[Data entries]
══════

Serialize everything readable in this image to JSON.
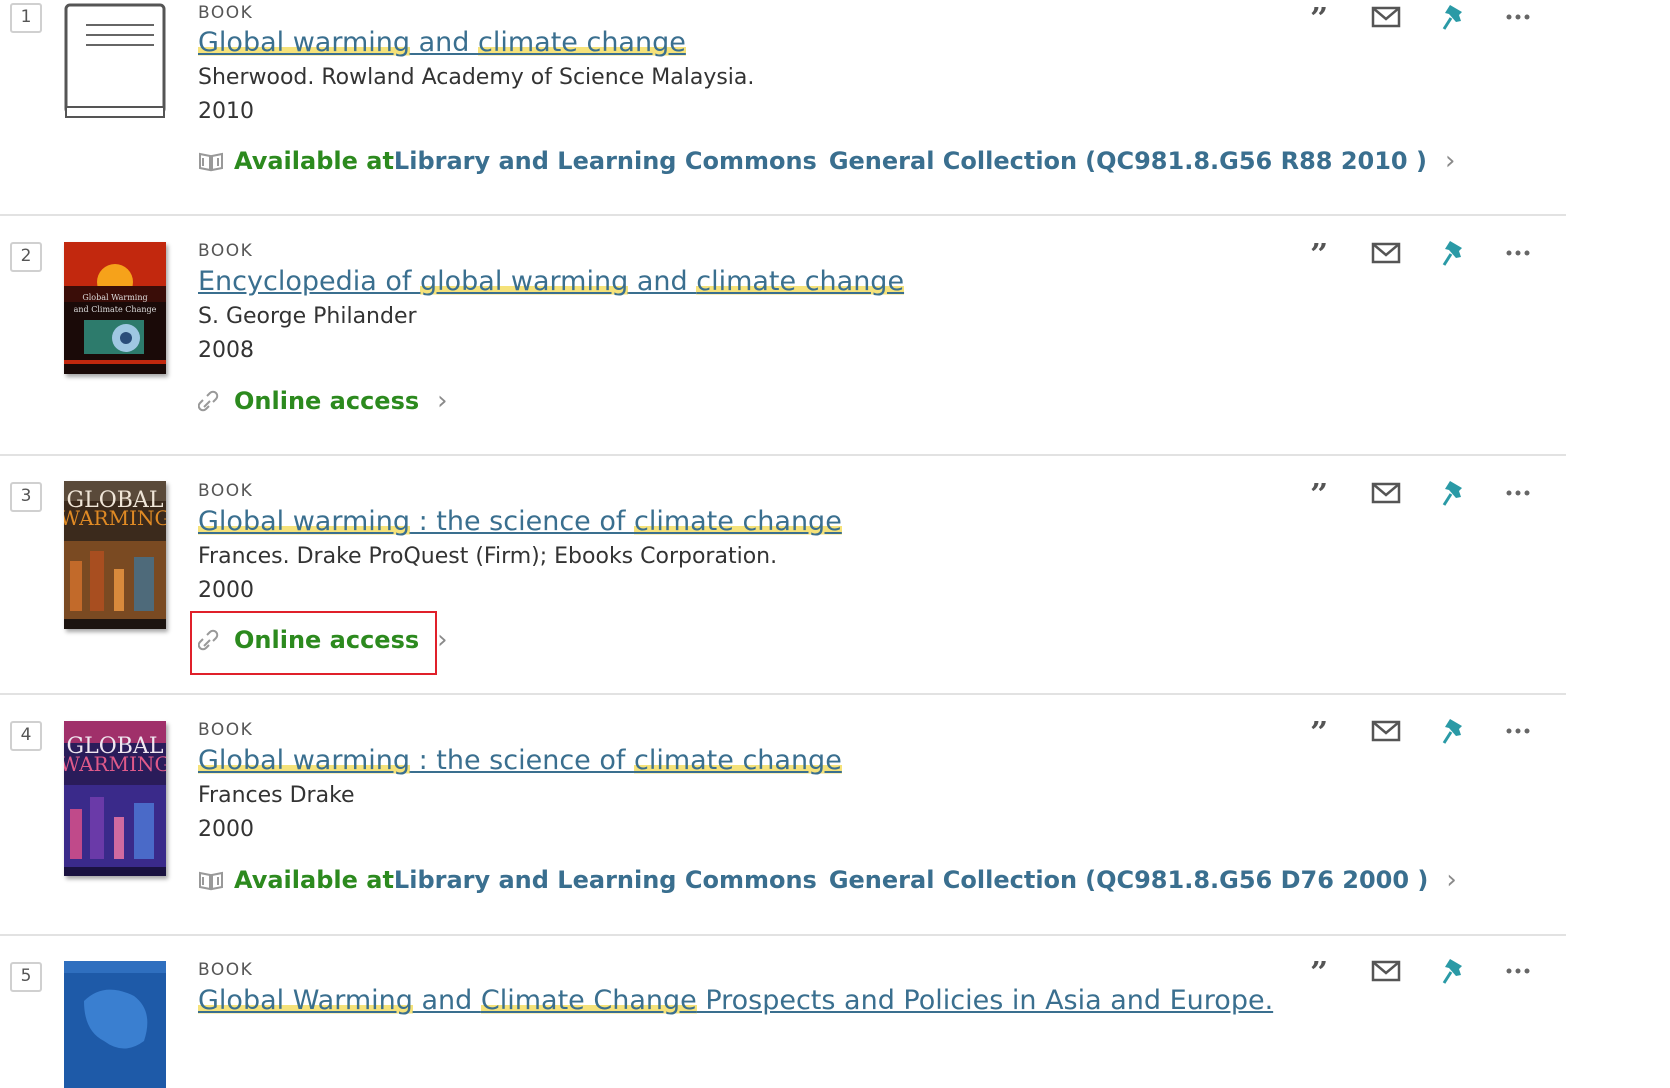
{
  "results": [
    {
      "number": "1",
      "type": "BOOK",
      "title_parts": [
        {
          "text": "Global warming",
          "hl": true
        },
        {
          "text": " and ",
          "hl": false
        },
        {
          "text": "climate change",
          "hl": true
        }
      ],
      "author": "Sherwood. Rowland Academy of Science Malaysia.",
      "year": "2010",
      "availability": {
        "kind": "physical",
        "status": "Available at ",
        "location": "Library and Learning Commons",
        "collection": "General Collection",
        "call_number": "(QC981.8.G56 R88 2010 )"
      },
      "thumbnail": "book-placeholder"
    },
    {
      "number": "2",
      "type": "BOOK",
      "title_parts": [
        {
          "text": "Encyclopedia of ",
          "hl": false
        },
        {
          "text": "global warming",
          "hl": true
        },
        {
          "text": " and ",
          "hl": false
        },
        {
          "text": "climate change",
          "hl": true
        }
      ],
      "author": "S. George Philander",
      "year": "2008",
      "availability": {
        "kind": "online",
        "label": "Online access"
      },
      "thumbnail": "encyclopedia-cover"
    },
    {
      "number": "3",
      "type": "BOOK",
      "title_parts": [
        {
          "text": "Global warming",
          "hl": true
        },
        {
          "text": " : the science of ",
          "hl": false
        },
        {
          "text": "climate change",
          "hl": true
        }
      ],
      "author": "Frances. Drake ProQuest (Firm); Ebooks Corporation.",
      "year": "2000",
      "availability": {
        "kind": "online",
        "label": "Online access"
      },
      "thumbnail": "global-warming-cover-orange"
    },
    {
      "number": "4",
      "type": "BOOK",
      "title_parts": [
        {
          "text": "Global warming",
          "hl": true
        },
        {
          "text": " : the science of ",
          "hl": false
        },
        {
          "text": "climate change",
          "hl": true
        }
      ],
      "author": "Frances Drake",
      "year": "2000",
      "availability": {
        "kind": "physical",
        "status": "Available at ",
        "location": "Library and Learning Commons",
        "collection": "General Collection",
        "call_number": "(QC981.8.G56 D76 2000 )"
      },
      "thumbnail": "global-warming-cover-purple"
    },
    {
      "number": "5",
      "type": "BOOK",
      "title_parts": [
        {
          "text": "Global Warming",
          "hl": true
        },
        {
          "text": " and ",
          "hl": false
        },
        {
          "text": "Climate Change",
          "hl": true
        },
        {
          "text": " Prospects and Policies in Asia and Europe.",
          "hl": false
        }
      ],
      "author": "",
      "year": "",
      "availability": null,
      "thumbnail": "asia-europe-cover"
    }
  ],
  "action_icons": [
    "cite-quote-icon",
    "email-icon",
    "pin-icon",
    "more-icon"
  ],
  "cover_text": {
    "global": "GLOBAL",
    "warming": "WARMING"
  },
  "colors": {
    "link": "#3a6f8f",
    "available": "#2c8a1e",
    "highlight": "#f5e27a",
    "icon_teal": "#2a9aa6",
    "focus_box": "#e0202a"
  }
}
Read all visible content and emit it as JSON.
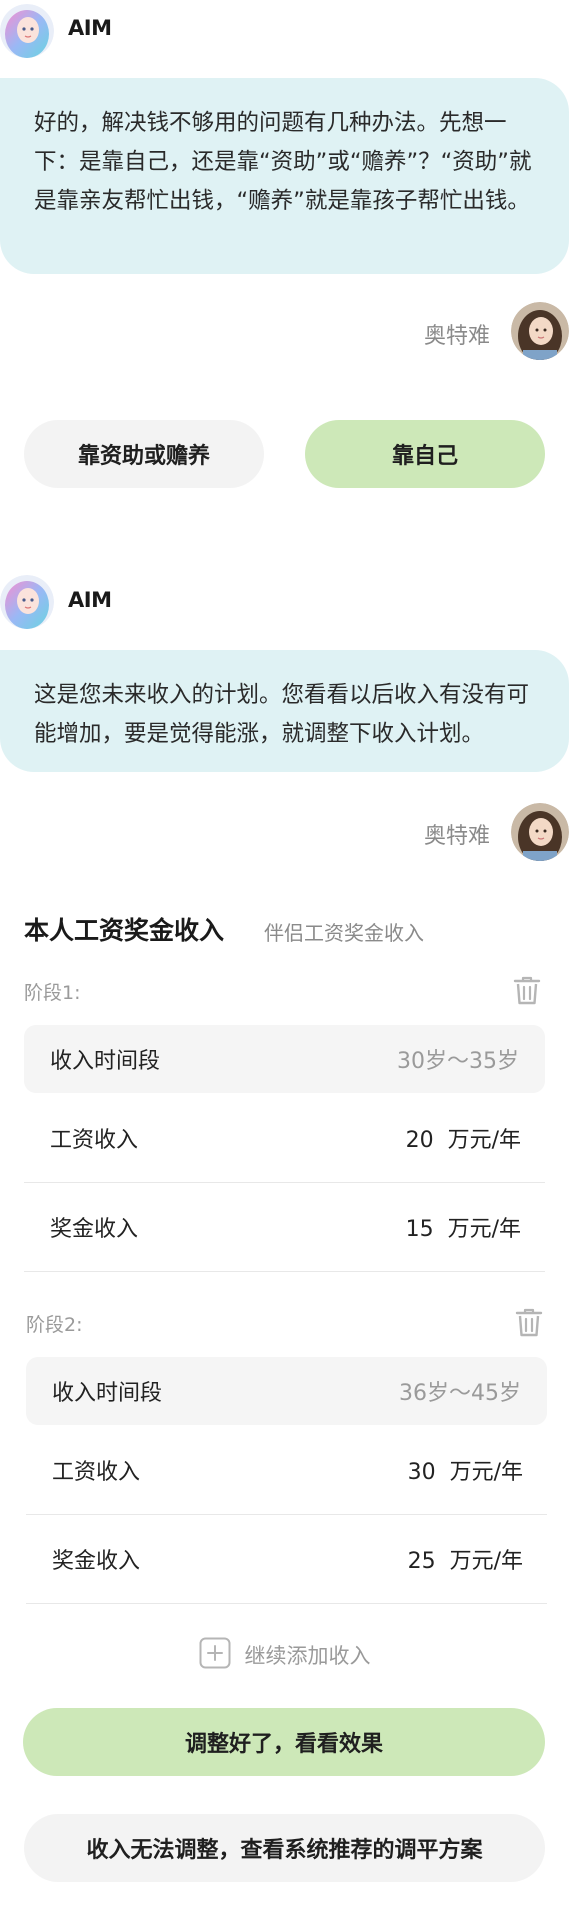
{
  "colors": {
    "bubble_bg": "#dff2f4",
    "accent_green": "#cde8b8",
    "grey_pill": "#f3f3f3"
  },
  "ai": {
    "name": "AIM"
  },
  "user": {
    "name": "奥特难"
  },
  "messages": [
    {
      "sender": "ai",
      "text": "好的，解决钱不够用的问题有几种办法。先想一下：是靠自己，还是靠“资助”或“赡养”？“资助”就是靠亲友帮忙出钱，“赡养”就是靠孩子帮忙出钱。"
    },
    {
      "sender": "ai",
      "text": "这是您未来收入的计划。您看看以后收入有没有可能增加，要是觉得能涨，就调整下收入计划。"
    }
  ],
  "choices": {
    "option_support": "靠资助或赡养",
    "option_self": "靠自己"
  },
  "tabs": {
    "active": "本人工资奖金收入",
    "inactive": "伴侣工资奖金收入"
  },
  "income_plan": {
    "period_label": "收入时间段",
    "salary_label": "工资收入",
    "bonus_label": "奖金收入",
    "unit": "万元/年",
    "stages": [
      {
        "label": "阶段1:",
        "period": "30岁～35岁",
        "salary": "20",
        "bonus": "15"
      },
      {
        "label": "阶段2:",
        "period": "36岁～45岁",
        "salary": "30",
        "bonus": "25"
      }
    ],
    "add_label": "继续添加收入"
  },
  "actions": {
    "confirm": "调整好了，看看效果",
    "recommend": "收入无法调整，查看系统推荐的调平方案"
  }
}
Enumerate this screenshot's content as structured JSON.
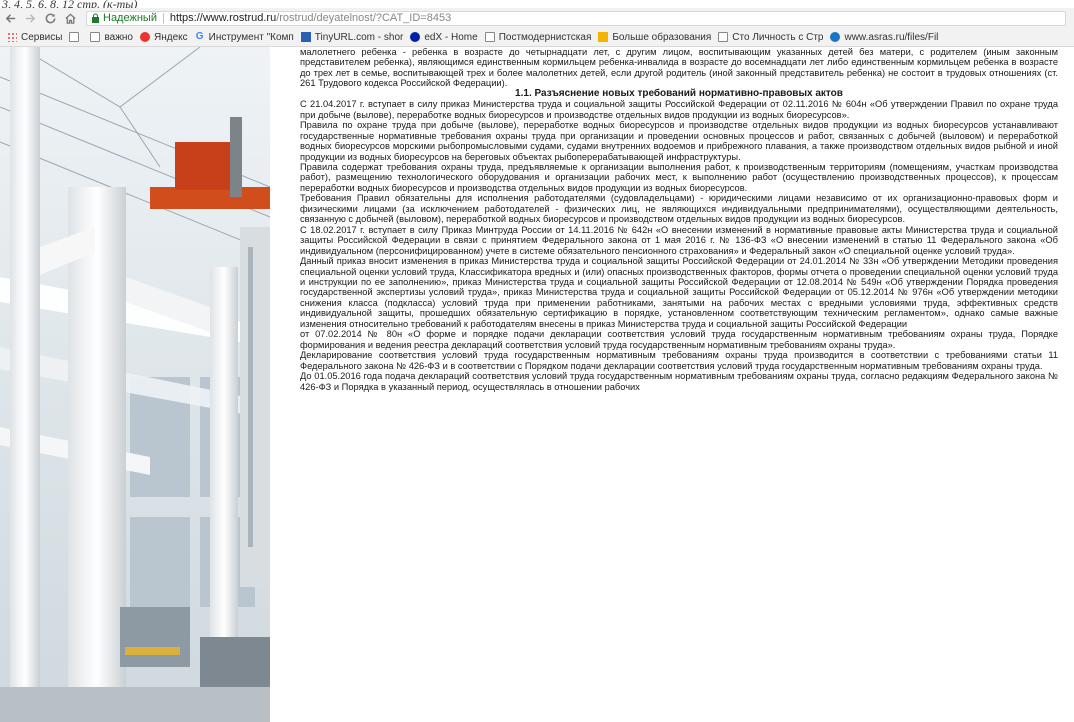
{
  "browser": {
    "top_fragment": "3, 4, 5, 6, 8, 12 стр. (к-ты)",
    "secure_label": "Надежный",
    "url_host": "https://www.rostrud.ru",
    "url_path": "/rostrud/deyatelnost/?CAT_ID=8453"
  },
  "bookmarks": [
    {
      "icon": "apps-icon",
      "label": "Сервисы"
    },
    {
      "icon": "page-icon",
      "label": ""
    },
    {
      "icon": "page-icon",
      "label": "важно"
    },
    {
      "icon": "yandex-icon",
      "label": "Яндекс"
    },
    {
      "icon": "google-icon",
      "label": "Инструмент \"Комп"
    },
    {
      "icon": "tinyurl-icon",
      "label": "TinyURL.com - shor"
    },
    {
      "icon": "edx-icon",
      "label": "edX - Home"
    },
    {
      "icon": "page-icon",
      "label": "Постмодернистская"
    },
    {
      "icon": "hse-icon",
      "label": "Больше образования"
    },
    {
      "icon": "page-icon",
      "label": "Сто Личность с Стр"
    },
    {
      "icon": "aksaras-icon",
      "label": "www.asras.ru/files/Fil"
    }
  ],
  "document": {
    "para_intro": "малолетнего ребенка - ребенка в возрасте до четырнадцати лет, с другим лицом, воспитывающим указанных детей без матери, с родителем (иным законным представителем ребенка), являющимся единственным кормильцем ребенка-инвалида в возрасте до восемнадцати лет либо единственным кормильцем ребенка в возрасте до трех лет в семье, воспитывающей трех и более малолетних детей, если другой родитель (иной законный представитель ребенка) не состоит в трудовых отношениях (ст. 261 Трудового кодекса Российской Федерации).",
    "heading": "1.1. Разъяснение новых требований нормативно-правовых актов",
    "p1": "С 21.04.2017 г. вступает в силу приказ Министерства труда и социальной защиты Российской Федерации от 02.11.2016 № 604н «Об утверждении Правил по охране труда при добыче (вылове), переработке водных биоресурсов и производстве отдельных видов продукции из водных биоресурсов».",
    "p2": "Правила по охране труда при добыче (вылове), переработке водных биоресурсов и производстве отдельных видов продукции из водных биоресурсов устанавливают государственные нормативные требования охраны труда при организации и проведении основных процессов и работ, связанных с добычей (выловом) и переработкой водных биоресурсов морскими рыбопромысловыми судами, судами внутренних водоемов и прибрежного плавания, а также производством отдельных видов рыбной и иной продукции из водных биоресурсов на береговых объектах рыбоперерабатывающей инфраструктуры.",
    "p3": "Правила содержат требования охраны труда, предъявляемые к организации выполнения работ, к производственным территориям (помещениям, участкам производства работ), размещению технологического оборудования и организации рабочих мест, к выполнению работ (осуществлению производственных процессов), к процессам переработки водных биоресурсов и производства отдельных видов продукции из водных биоресурсов.",
    "p4": "Требования Правил обязательны для исполнения работодателями (судовладельцами) - юридическими лицами независимо от их организационно-правовых форм и физическими лицами (за исключением работодателей - физических лиц, не являющихся индивидуальными предпринимателями), осуществляющими деятельность, связанную с добычей (выловом), переработкой водных биоресурсов и производством отдельных видов продукции из водных биоресурсов.",
    "p5": "С 18.02.2017 г. вступает в силу Приказ Минтруда России от 14.11.2016 № 642н «О внесении изменений в нормативные правовые акты Министерства труда и социальной защиты Российской Федерации в связи с принятием Федерального закона от 1 мая 2016 г. № 136-ФЗ «О внесении изменений в статью 11 Федерального закона «Об индивидуальном (персонифицированном) учете в системе обязательного пенсионного страхования» и Федеральный закон «О специальной оценке условий труда».",
    "p6": "Данный приказ вносит изменения в приказ Министерства труда и социальной защиты Российской Федерации от 24.01.2014 № 33н «Об утверждении Методики проведения специальной оценки условий труда, Классификатора вредных и (или) опасных производственных факторов, формы отчета о проведении специальной оценки условий труда и инструкции по ее заполнению», приказ Министерства труда и социальной защиты Российской Федерации от 12.08.2014 № 549н «Об утверждении Порядка проведения государственной экспертизы условий труда», приказ Министерства труда и социальной защиты Российской Федерации от 05.12.2014 № 976н «Об утверждении методики снижения класса (подкласса) условий труда при применении работниками, занятыми на рабочих местах с вредными условиями труда, эффективных средств индивидуальной защиты, прошедших обязательную сертификацию в порядке, установленном соответствующим техническим регламентом», однако самые важные изменения относительно требований к работодателям внесены в приказ Министерства труда и социальной защиты Российской Федерации",
    "p7": "от 07.02.2014 № 80н «О форме и порядке подачи декларации соответствия условий труда государственным нормативным требованиям охраны труда, Порядке формирования и ведения реестра деклараций соответствия условий труда государственным нормативным требованиям охраны труда».",
    "p8": "Декларирование соответствия условий труда государственным нормативным требованиям охраны труда производится в соответствии с требованиями статьи 11 Федерального закона № 426-ФЗ и в соответствии с Порядком подачи декларации соответствия условий труда государственным нормативным требованиям охраны труда.",
    "p9": "До 01.05.2016 года подача деклараций соответствия условий труда государственным нормативным требованиям охраны труда, согласно редакциям Федерального закона № 426-ФЗ и Порядка в указанный период, осуществлялась в отношении рабочих"
  }
}
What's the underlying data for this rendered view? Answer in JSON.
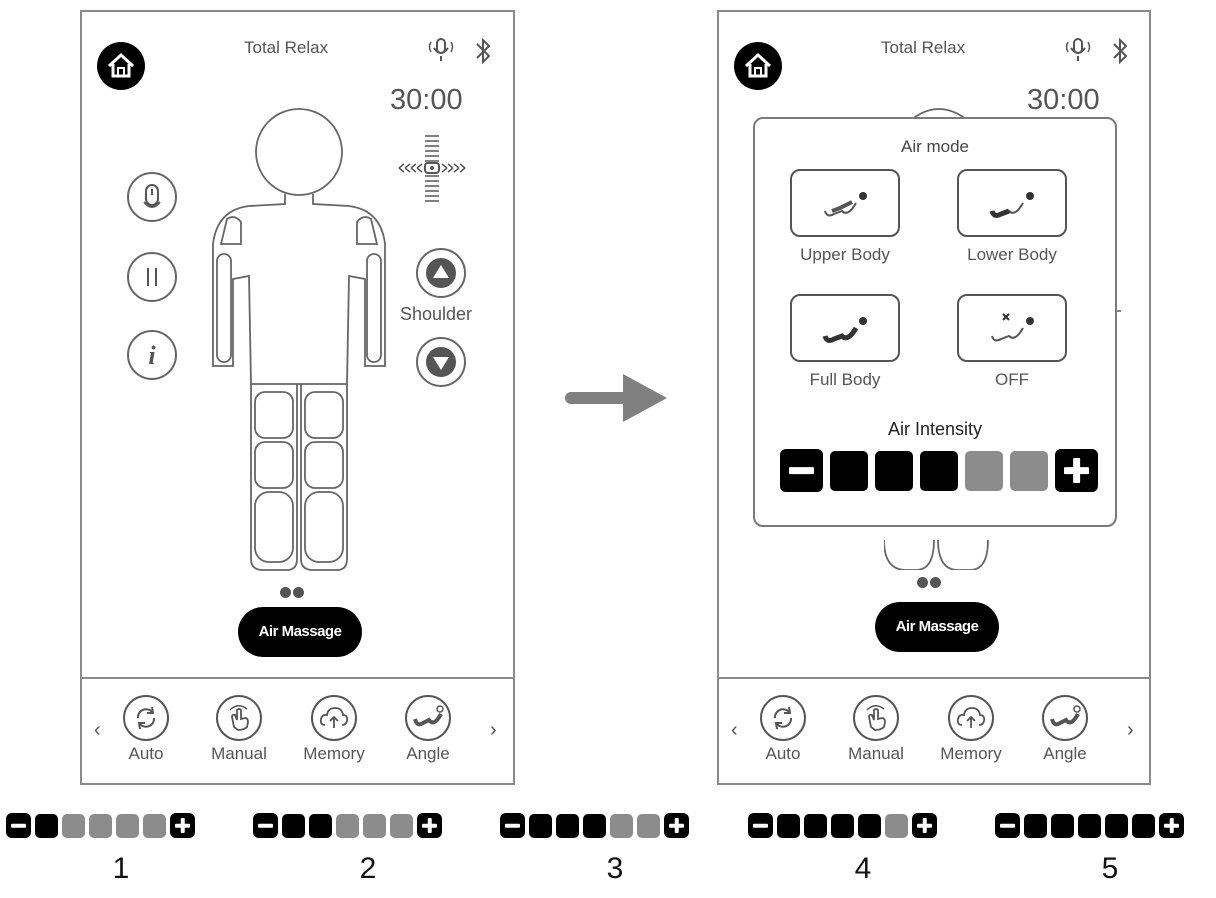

══════

What is required:
Find the word "content" in the records and pull out each line that has it.

Output for this exercise:
Read all visible content and emit it as JSON.
Enumerate this screenshot's content as structured JSON.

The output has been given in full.